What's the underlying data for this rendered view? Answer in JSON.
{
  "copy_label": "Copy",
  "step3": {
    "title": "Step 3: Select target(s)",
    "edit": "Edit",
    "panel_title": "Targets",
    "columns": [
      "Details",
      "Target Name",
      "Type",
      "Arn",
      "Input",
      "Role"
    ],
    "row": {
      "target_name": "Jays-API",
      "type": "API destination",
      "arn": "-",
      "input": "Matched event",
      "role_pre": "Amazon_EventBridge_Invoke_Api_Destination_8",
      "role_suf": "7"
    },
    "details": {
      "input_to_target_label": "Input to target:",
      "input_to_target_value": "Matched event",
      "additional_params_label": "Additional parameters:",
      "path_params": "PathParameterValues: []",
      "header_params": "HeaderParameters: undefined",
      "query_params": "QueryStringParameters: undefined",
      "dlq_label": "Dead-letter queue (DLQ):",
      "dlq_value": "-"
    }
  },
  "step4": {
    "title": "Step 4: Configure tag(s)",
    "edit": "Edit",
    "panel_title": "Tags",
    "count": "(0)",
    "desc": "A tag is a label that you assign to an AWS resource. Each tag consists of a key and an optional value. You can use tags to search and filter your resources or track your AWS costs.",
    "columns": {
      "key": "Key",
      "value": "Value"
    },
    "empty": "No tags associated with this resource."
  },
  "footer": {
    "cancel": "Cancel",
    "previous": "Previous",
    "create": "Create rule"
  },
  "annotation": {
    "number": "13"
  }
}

--*--

**DIRECTION:** Go through the entries and return each line where the word "Matched" appears.

**EXERCISE OUTPUT:**
      "input": "Matched event",
      "input_to_target_value": "Matched event",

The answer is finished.